### EXERCISE REQUIREMENTS
Pictures are not part of the copy; repeat everything else in the records exactly.

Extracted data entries
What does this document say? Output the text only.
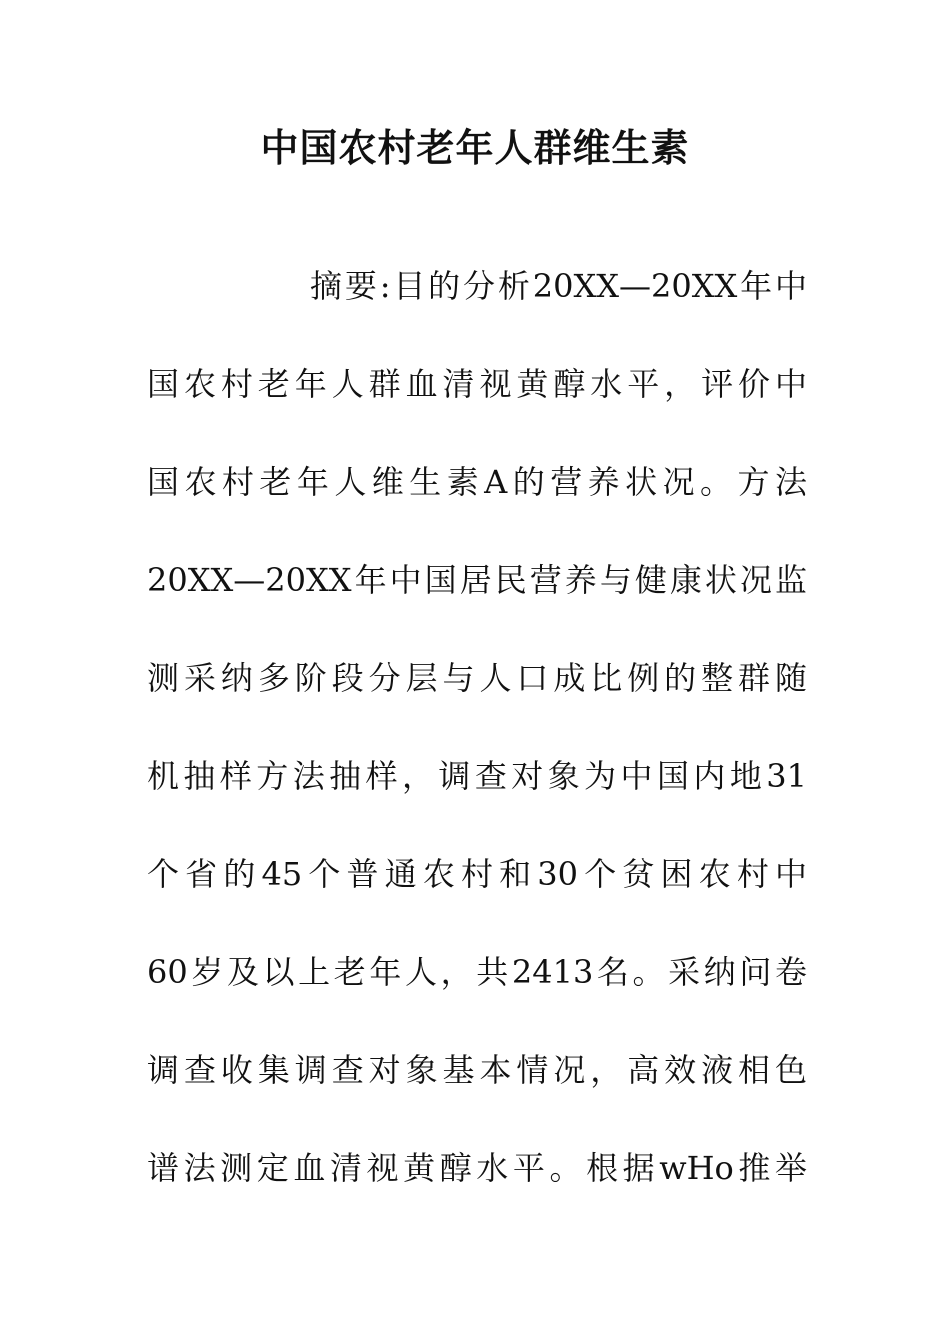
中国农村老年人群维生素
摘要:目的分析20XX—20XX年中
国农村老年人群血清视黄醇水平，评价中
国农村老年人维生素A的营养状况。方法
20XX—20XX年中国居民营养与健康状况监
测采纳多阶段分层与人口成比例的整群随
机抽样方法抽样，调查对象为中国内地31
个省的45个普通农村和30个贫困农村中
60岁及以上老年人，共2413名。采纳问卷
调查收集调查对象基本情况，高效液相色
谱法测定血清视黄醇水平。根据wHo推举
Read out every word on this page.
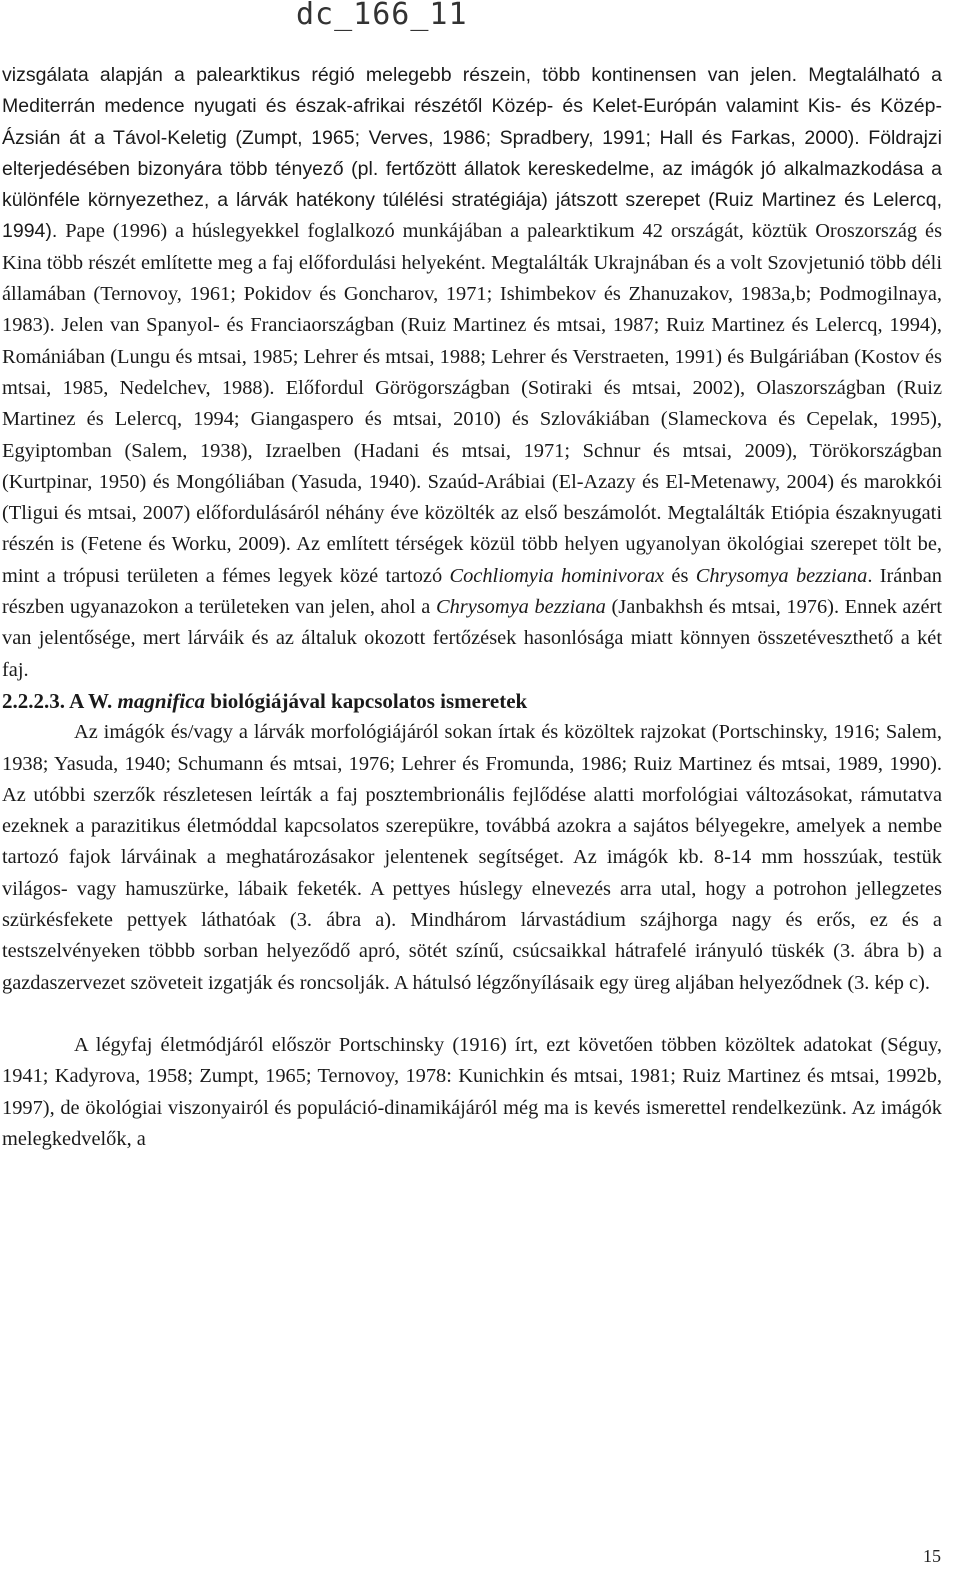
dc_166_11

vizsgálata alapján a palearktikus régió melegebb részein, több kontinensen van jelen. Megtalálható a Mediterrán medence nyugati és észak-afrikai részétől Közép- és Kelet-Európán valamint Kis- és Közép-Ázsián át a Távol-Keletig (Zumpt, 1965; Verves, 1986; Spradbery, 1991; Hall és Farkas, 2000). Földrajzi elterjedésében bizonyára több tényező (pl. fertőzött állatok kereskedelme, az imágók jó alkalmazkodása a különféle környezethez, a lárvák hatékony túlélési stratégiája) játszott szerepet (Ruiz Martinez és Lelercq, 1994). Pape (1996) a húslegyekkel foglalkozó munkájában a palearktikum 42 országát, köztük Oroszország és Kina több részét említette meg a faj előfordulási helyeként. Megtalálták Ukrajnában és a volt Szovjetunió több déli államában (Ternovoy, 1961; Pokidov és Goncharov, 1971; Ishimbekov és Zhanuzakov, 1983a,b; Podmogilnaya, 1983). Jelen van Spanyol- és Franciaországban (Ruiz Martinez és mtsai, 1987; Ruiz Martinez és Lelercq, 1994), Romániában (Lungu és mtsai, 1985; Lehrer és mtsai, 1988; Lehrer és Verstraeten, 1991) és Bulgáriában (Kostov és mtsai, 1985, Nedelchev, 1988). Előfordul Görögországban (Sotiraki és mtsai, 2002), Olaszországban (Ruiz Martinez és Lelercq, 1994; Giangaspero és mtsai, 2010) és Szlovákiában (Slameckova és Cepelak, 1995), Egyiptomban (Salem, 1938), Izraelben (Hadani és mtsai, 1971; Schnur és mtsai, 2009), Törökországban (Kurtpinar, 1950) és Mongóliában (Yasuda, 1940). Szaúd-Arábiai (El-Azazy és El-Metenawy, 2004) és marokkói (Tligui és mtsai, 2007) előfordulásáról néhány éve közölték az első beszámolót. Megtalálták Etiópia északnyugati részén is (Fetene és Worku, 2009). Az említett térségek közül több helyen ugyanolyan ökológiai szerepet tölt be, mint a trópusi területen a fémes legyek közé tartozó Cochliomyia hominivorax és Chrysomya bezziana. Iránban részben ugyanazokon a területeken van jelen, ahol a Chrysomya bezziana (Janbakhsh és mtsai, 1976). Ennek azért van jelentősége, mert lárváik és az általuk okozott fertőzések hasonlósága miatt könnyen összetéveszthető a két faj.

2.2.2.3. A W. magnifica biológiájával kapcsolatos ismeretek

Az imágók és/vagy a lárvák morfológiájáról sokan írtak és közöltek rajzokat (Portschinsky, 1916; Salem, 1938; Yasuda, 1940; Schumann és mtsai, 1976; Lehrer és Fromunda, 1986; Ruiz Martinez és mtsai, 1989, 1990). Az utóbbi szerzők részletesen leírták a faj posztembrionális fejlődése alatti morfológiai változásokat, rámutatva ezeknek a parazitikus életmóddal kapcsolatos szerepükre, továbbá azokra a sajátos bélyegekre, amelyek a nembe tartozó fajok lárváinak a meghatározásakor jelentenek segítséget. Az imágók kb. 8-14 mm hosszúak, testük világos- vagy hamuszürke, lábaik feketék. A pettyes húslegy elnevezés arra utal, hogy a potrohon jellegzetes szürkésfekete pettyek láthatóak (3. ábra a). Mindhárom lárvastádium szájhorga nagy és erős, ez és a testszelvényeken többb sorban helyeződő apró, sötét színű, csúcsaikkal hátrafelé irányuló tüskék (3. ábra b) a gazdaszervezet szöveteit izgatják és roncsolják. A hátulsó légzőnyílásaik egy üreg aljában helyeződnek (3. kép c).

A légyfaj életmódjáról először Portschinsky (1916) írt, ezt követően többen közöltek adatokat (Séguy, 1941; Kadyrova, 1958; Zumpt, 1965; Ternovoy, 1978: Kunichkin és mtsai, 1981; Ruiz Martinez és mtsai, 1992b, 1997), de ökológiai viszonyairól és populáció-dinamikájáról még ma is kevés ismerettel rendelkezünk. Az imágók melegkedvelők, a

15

### OUTPUT OF THE EXERCISE
What does this document say? Output the text only.
中国农村老年人群维生素
摘要:目的分析20XX—20XX年中
国农村老年人群血清视黄醇水平，评价中
国农村老年人维生素A的营养状况。方法
20XX—20XX年中国居民营养与健康状况监
测采纳多阶段分层与人口成比例的整群随
机抽样方法抽样，调查对象为中国内地31
个省的45个普通农村和30个贫困农村中
60岁及以上老年人，共2413名。采纳问卷
调查收集调查对象基本情况，高效液相色
谱法测定血清视黄醇水平。根据wHo推举
Read out every word on this page.
dc_166_11

vizsgálata alapján a palearktikus régió melegebb részein, több kontinensen van jelen. Megtalálható a Mediterrán medence nyugati és észak-afrikai részétől Közép- és Kelet-Európán valamint Kis- és Közép-Ázsián át a Távol-Keletig (Zumpt, 1965; Verves, 1986; Spradbery, 1991; Hall és Farkas, 2000). Földrajzi elterjedésében bizonyára több tényező (pl. fertőzött állatok kereskedelme, az imágók jó alkalmazkodása a különféle környezethez, a lárvák hatékony túlélési stratégiája) játszott szerepet (Ruiz Martinez és Lelercq, 1994). Pape (1996) a húslegyekkel foglalkozó munkájában a palearktikum 42 országát, köztük Oroszország és Kina több részét említette meg a faj előfordulási helyeként. Megtalálták Ukrajnában és a volt Szovjetunió több déli államában (Ternovoy, 1961; Pokidov és Goncharov, 1971; Ishimbekov és Zhanuzakov, 1983a,b; Podmogilnaya, 1983). Jelen van Spanyol- és Franciaországban (Ruiz Martinez és mtsai, 1987; Ruiz Martinez és Lelercq, 1994), Romániában (Lungu és mtsai, 1985; Lehrer és mtsai, 1988; Lehrer és Verstraeten, 1991) és Bulgáriában (Kostov és mtsai, 1985, Nedelchev, 1988). Előfordul Görögországban (Sotiraki és mtsai, 2002), Olaszországban (Ruiz Martinez és Lelercq, 1994; Giangaspero és mtsai, 2010) és Szlovákiában (Slameckova és Cepelak, 1995), Egyiptomban (Salem, 1938), Izraelben (Hadani és mtsai, 1971; Schnur és mtsai, 2009), Törökországban (Kurtpinar, 1950) és Mongóliában (Yasuda, 1940). Szaúd-Arábiai (El-Azazy és El-Metenawy, 2004) és marokkói (Tligui és mtsai, 2007) előfordulásáról néhány éve közölték az első beszámolót. Megtalálták Etiópia északnyugati részén is (Fetene és Worku, 2009). Az említett térségek közül több helyen ugyanolyan ökológiai szerepet tölt be, mint a trópusi területen a fémes legyek közé tartozó Cochliomyia hominivorax és Chrysomya bezziana. Iránban részben ugyanazokon a területeken van jelen, ahol a Chrysomya bezziana (Janbakhsh és mtsai, 1976). Ennek azért van jelentősége, mert lárváik és az általuk okozott fertőzések hasonlósága miatt könnyen összetéveszthető a két faj.

2.2.2.3. A W. magnifica biológiájával kapcsolatos ismeretek

Az imágók és/vagy a lárvák morfológiájáról sokan írtak és közöltek rajzokat (Portschinsky, 1916; Salem, 1938; Yasuda, 1940; Schumann és mtsai, 1976; Lehrer és Fromunda, 1986; Ruiz Martinez és mtsai, 1989, 1990). Az utóbbi szerzők részletesen leírták a faj posztembrionális fejlődése alatti morfológiai változásokat, rámutatva ezeknek a parazitikus életmóddal kapcsolatos szerepükre, továbbá azokra a sajátos bélyegekre, amelyek a nembe tartozó fajok lárváinak a meghatározásakor jelentenek segítséget. Az imágók kb. 8-14 mm hosszúak, testük világos- vagy hamuszürke, lábaik feketék. A pettyes húslegy elnevezés arra utal, hogy a potrohon jellegzetes szürkésfekete pettyek láthatóak (3. ábra a). Mindhárom lárvastádium szájhorga nagy és erős, ez és a testszelvényeken többb sorban helyeződő apró, sötét színű, csúcsaikkal hátrafelé irányuló tüskék (3. ábra b) a gazdaszervezet szöveteit izgatják és roncsolják. A hátulsó légzőnyílásaik egy üreg aljában helyeződnek (3. kép c).

A légyfaj életmódjáról először Portschinsky (1916) írt, ezt követően többen közöltek adatokat (Séguy, 1941; Kadyrova, 1958; Zumpt, 1965; Ternovoy, 1978: Kunichkin és mtsai, 1981; Ruiz Martinez és mtsai, 1992b, 1997), de ökológiai viszonyairól és populáció-dinamikájáról még ma is kevés ismerettel rendelkezünk. Az imágók melegkedvelők, a

15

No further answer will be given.